Exercise details: Render the material again word for word, skipping the pictures in it.

"""

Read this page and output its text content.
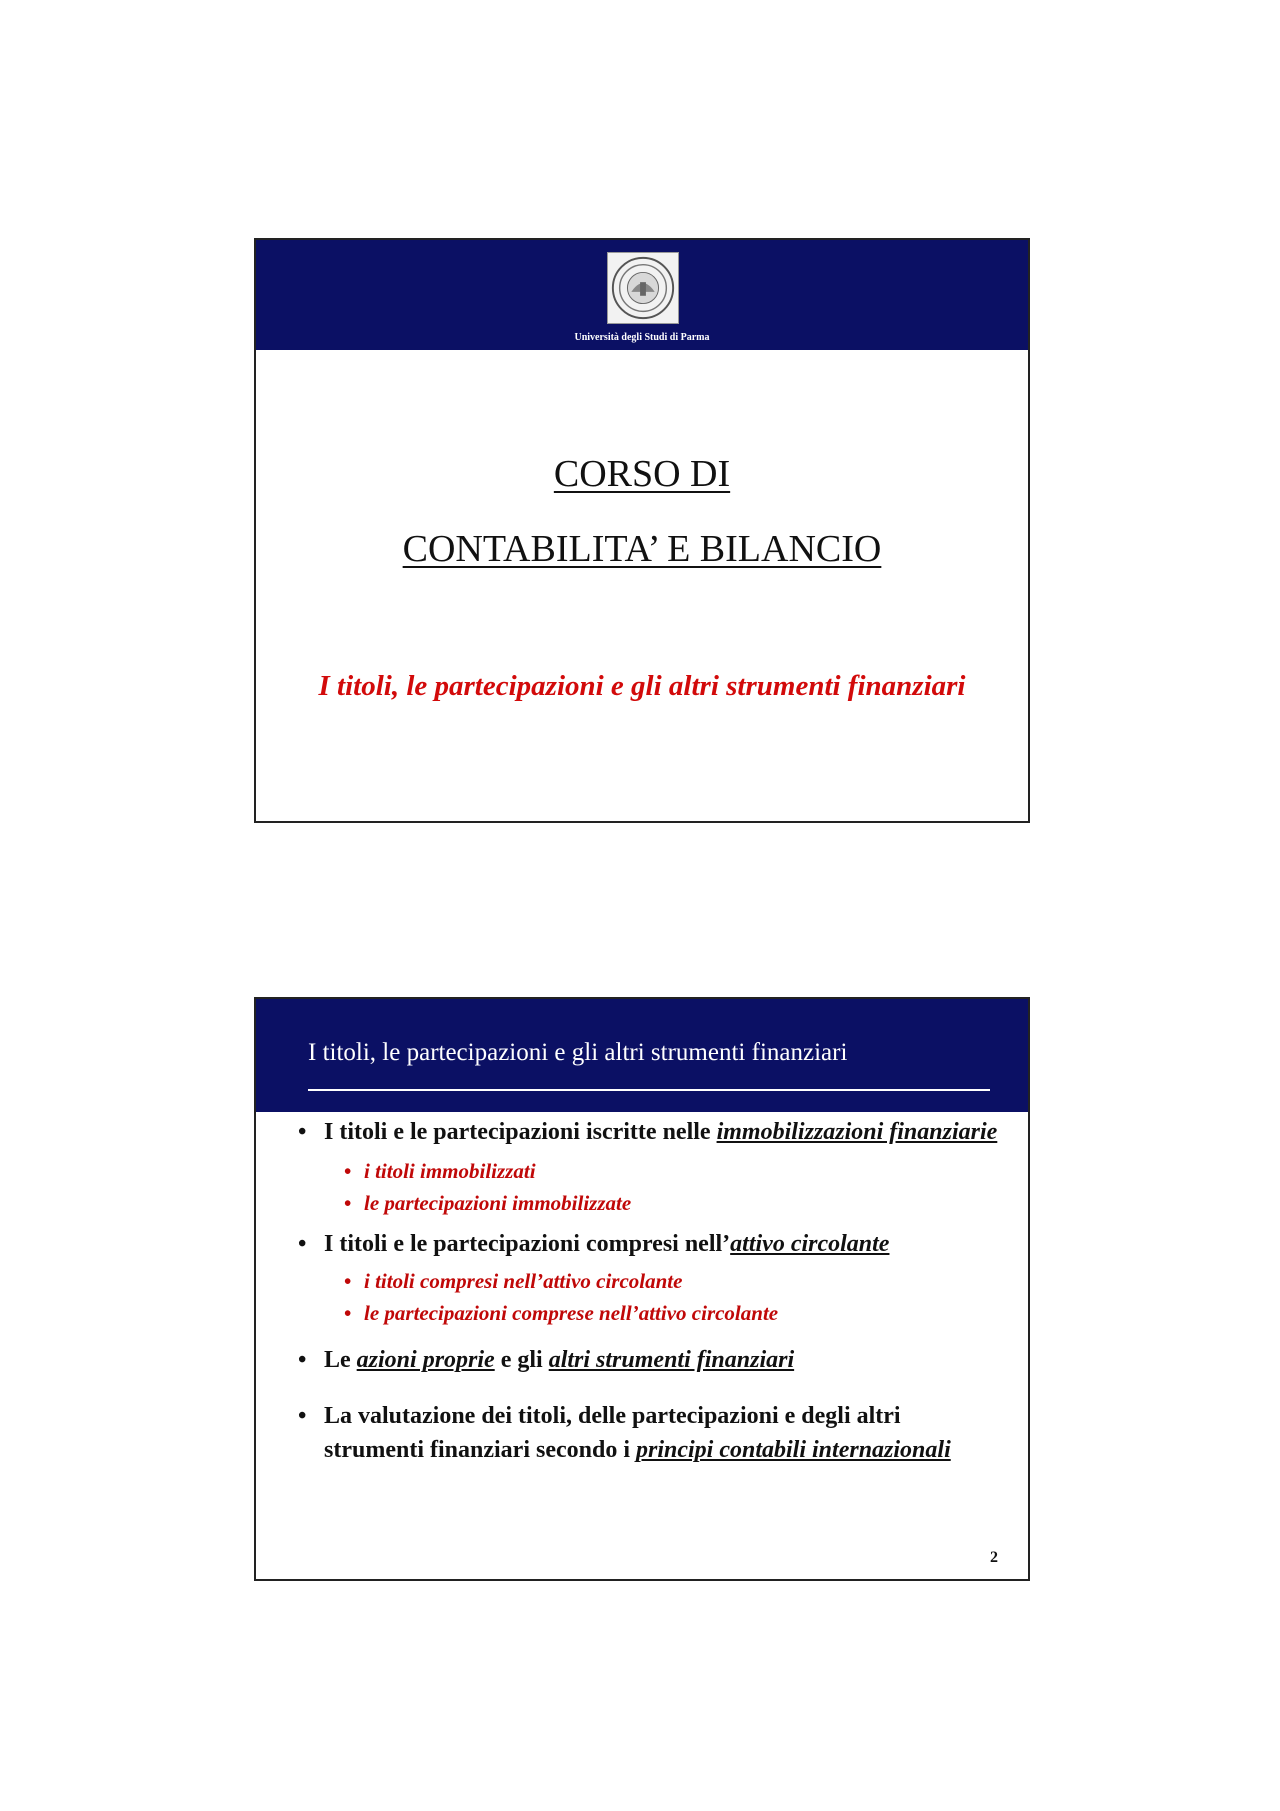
Università degli Studi di Parma
CORSO DI
CONTABILITA’ E BILANCIO
I titoli, le partecipazioni e gli altri strumenti finanziari
I titoli, le partecipazioni e gli altri strumenti finanziari
• I titoli e le partecipazioni iscritte nelle immobilizzazioni finanziarie
• i titoli immobilizzati
• le partecipazioni immobilizzate
• I titoli e le partecipazioni compresi nell’attivo circolante
• i titoli compresi nell’attivo circolante
• le partecipazioni comprese nell’attivo circolante
• Le azioni proprie e gli altri strumenti finanziari
• La valutazione dei titoli, delle partecipazioni e degli altri strumenti finanziari secondo i principi contabili internazionali
2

"""

Written answer:
Read this page and output its text content.
Università degli Studi di Parma
CORSO DI
CONTABILITA’ E BILANCIO
I titoli, le partecipazioni e gli altri strumenti finanziari
I titoli, le partecipazioni e gli altri strumenti finanziari
• I titoli e le partecipazioni iscritte nelle immobilizzazioni finanziarie
• i titoli immobilizzati
• le partecipazioni immobilizzate
• I titoli e le partecipazioni compresi nell’attivo circolante
• i titoli compresi nell’attivo circolante
• le partecipazioni comprese nell’attivo circolante
• Le azioni proprie e gli altri strumenti finanziari
• La valutazione dei titoli, delle partecipazioni e degli altri strumenti finanziari secondo i principi contabili internazionali
2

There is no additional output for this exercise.